>> BEGIN

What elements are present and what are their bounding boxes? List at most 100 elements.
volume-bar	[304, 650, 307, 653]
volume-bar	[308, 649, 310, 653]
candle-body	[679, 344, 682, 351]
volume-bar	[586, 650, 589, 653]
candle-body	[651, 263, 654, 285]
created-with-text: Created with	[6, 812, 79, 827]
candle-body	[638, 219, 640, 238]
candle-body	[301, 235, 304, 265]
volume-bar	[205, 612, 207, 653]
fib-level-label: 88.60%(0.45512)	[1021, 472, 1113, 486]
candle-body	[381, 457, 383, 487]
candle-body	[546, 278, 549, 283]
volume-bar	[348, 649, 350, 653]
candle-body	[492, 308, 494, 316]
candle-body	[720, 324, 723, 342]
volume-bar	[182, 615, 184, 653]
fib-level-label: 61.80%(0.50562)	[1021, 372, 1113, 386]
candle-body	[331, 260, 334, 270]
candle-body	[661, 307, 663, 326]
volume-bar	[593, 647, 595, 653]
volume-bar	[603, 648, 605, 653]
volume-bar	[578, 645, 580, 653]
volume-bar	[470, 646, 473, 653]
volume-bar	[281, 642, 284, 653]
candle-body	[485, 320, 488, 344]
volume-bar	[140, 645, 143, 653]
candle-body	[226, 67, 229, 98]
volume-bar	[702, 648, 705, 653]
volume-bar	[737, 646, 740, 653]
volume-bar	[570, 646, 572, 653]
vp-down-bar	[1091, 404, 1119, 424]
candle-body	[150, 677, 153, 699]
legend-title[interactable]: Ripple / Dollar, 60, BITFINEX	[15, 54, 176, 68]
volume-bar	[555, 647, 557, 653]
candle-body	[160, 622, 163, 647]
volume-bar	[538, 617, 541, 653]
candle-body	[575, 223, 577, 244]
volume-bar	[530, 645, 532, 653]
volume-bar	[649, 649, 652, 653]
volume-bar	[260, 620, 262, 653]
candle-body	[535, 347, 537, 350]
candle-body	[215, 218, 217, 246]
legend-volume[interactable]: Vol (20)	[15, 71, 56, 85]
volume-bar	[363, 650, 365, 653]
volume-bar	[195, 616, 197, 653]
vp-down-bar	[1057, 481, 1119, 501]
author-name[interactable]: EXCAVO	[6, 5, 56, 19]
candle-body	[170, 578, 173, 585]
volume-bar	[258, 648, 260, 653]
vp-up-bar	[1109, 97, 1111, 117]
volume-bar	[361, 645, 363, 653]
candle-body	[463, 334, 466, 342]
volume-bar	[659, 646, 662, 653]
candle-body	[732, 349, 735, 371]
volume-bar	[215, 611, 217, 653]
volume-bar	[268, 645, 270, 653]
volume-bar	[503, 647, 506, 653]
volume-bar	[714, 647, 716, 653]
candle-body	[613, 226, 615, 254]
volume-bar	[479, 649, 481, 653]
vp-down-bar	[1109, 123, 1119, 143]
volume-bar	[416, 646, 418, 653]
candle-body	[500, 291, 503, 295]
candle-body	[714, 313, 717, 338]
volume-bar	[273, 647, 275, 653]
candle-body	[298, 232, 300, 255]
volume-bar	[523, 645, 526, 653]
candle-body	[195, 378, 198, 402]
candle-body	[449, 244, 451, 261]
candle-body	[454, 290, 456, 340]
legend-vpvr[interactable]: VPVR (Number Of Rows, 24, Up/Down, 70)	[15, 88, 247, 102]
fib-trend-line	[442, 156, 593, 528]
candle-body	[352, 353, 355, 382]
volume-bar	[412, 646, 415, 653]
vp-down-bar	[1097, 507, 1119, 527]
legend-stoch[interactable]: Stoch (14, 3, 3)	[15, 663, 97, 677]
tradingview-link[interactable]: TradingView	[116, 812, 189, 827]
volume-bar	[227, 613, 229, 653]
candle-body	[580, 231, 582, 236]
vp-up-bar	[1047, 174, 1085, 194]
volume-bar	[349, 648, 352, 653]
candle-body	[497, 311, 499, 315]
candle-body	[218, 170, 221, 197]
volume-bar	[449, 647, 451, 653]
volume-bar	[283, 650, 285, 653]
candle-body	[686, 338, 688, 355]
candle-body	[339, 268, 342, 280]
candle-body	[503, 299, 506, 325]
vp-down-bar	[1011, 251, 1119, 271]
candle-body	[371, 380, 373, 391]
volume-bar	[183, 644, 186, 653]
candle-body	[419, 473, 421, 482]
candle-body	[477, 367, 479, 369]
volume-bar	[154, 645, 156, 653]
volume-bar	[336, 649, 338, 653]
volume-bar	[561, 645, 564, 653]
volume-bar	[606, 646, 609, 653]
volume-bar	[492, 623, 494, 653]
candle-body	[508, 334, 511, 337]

>> END

| TASK PROMPT |
Rewrite every row above, changing each occurrence of "candle-body" to "candlestick-body" and keeping all other text unchanged.

| COMPLETE RESPONSE |
What elements are present and what are their bounding boxes? List at most 100 elements.
volume-bar	[304, 650, 307, 653]
volume-bar	[308, 649, 310, 653]
candlestick-body	[679, 344, 682, 351]
volume-bar	[586, 650, 589, 653]
candlestick-body	[651, 263, 654, 285]
created-with-text: Created with	[6, 812, 79, 827]
candlestick-body	[638, 219, 640, 238]
candlestick-body	[301, 235, 304, 265]
volume-bar	[205, 612, 207, 653]
fib-level-label: 88.60%(0.45512)	[1021, 472, 1113, 486]
candlestick-body	[381, 457, 383, 487]
candlestick-body	[546, 278, 549, 283]
volume-bar	[348, 649, 350, 653]
candlestick-body	[492, 308, 494, 316]
candlestick-body	[720, 324, 723, 342]
volume-bar	[182, 615, 184, 653]
fib-level-label: 61.80%(0.50562)	[1021, 372, 1113, 386]
candlestick-body	[331, 260, 334, 270]
candlestick-body	[661, 307, 663, 326]
volume-bar	[593, 647, 595, 653]
volume-bar	[603, 648, 605, 653]
volume-bar	[578, 645, 580, 653]
volume-bar	[470, 646, 473, 653]
volume-bar	[281, 642, 284, 653]
candlestick-body	[485, 320, 488, 344]
volume-bar	[140, 645, 143, 653]
candlestick-body	[226, 67, 229, 98]
volume-bar	[702, 648, 705, 653]
volume-bar	[737, 646, 740, 653]
volume-bar	[570, 646, 572, 653]
vp-down-bar	[1091, 404, 1119, 424]
candlestick-body	[150, 677, 153, 699]
legend-title[interactable]: Ripple / Dollar, 60, BITFINEX	[15, 54, 176, 68]
volume-bar	[555, 647, 557, 653]
candlestick-body	[160, 622, 163, 647]
volume-bar	[538, 617, 541, 653]
candlestick-body	[575, 223, 577, 244]
volume-bar	[530, 645, 532, 653]
volume-bar	[649, 649, 652, 653]
volume-bar	[260, 620, 262, 653]
candlestick-body	[535, 347, 537, 350]
candlestick-body	[215, 218, 217, 246]
legend-volume[interactable]: Vol (20)	[15, 71, 56, 85]
volume-bar	[363, 650, 365, 653]
volume-bar	[195, 616, 197, 653]
vp-down-bar	[1057, 481, 1119, 501]
author-name[interactable]: EXCAVO	[6, 5, 56, 19]
candlestick-body	[170, 578, 173, 585]
volume-bar	[258, 648, 260, 653]
vp-up-bar	[1109, 97, 1111, 117]
volume-bar	[361, 645, 363, 653]
candlestick-body	[463, 334, 466, 342]
volume-bar	[659, 646, 662, 653]
candlestick-body	[732, 349, 735, 371]
volume-bar	[215, 611, 217, 653]
volume-bar	[268, 645, 270, 653]
volume-bar	[503, 647, 506, 653]
volume-bar	[714, 647, 716, 653]
candlestick-body	[613, 226, 615, 254]
volume-bar	[479, 649, 481, 653]
vp-down-bar	[1109, 123, 1119, 143]
volume-bar	[416, 646, 418, 653]
candlestick-body	[500, 291, 503, 295]
candlestick-body	[714, 313, 717, 338]
volume-bar	[273, 647, 275, 653]
candlestick-body	[298, 232, 300, 255]
volume-bar	[523, 645, 526, 653]
candlestick-body	[195, 378, 198, 402]
candlestick-body	[449, 244, 451, 261]
candlestick-body	[454, 290, 456, 340]
legend-vpvr[interactable]: VPVR (Number Of Rows, 24, Up/Down, 70)	[15, 88, 247, 102]
fib-trend-line	[442, 156, 593, 528]
candlestick-body	[352, 353, 355, 382]
volume-bar	[412, 646, 415, 653]
vp-down-bar	[1097, 507, 1119, 527]
legend-stoch[interactable]: Stoch (14, 3, 3)	[15, 663, 97, 677]
tradingview-link[interactable]: TradingView	[116, 812, 189, 827]
volume-bar	[227, 613, 229, 653]
candlestick-body	[580, 231, 582, 236]
vp-up-bar	[1047, 174, 1085, 194]
volume-bar	[349, 648, 352, 653]
candlestick-body	[497, 311, 499, 315]
candlestick-body	[218, 170, 221, 197]
volume-bar	[449, 647, 451, 653]
volume-bar	[283, 650, 285, 653]
candlestick-body	[686, 338, 688, 355]
candlestick-body	[339, 268, 342, 280]
candlestick-body	[503, 299, 506, 325]
vp-down-bar	[1011, 251, 1119, 271]
candlestick-body	[371, 380, 373, 391]
volume-bar	[183, 644, 186, 653]
candlestick-body	[419, 473, 421, 482]
candlestick-body	[477, 367, 479, 369]
volume-bar	[154, 645, 156, 653]
volume-bar	[336, 649, 338, 653]
volume-bar	[561, 645, 564, 653]
volume-bar	[606, 646, 609, 653]
volume-bar	[492, 623, 494, 653]
candlestick-body	[508, 334, 511, 337]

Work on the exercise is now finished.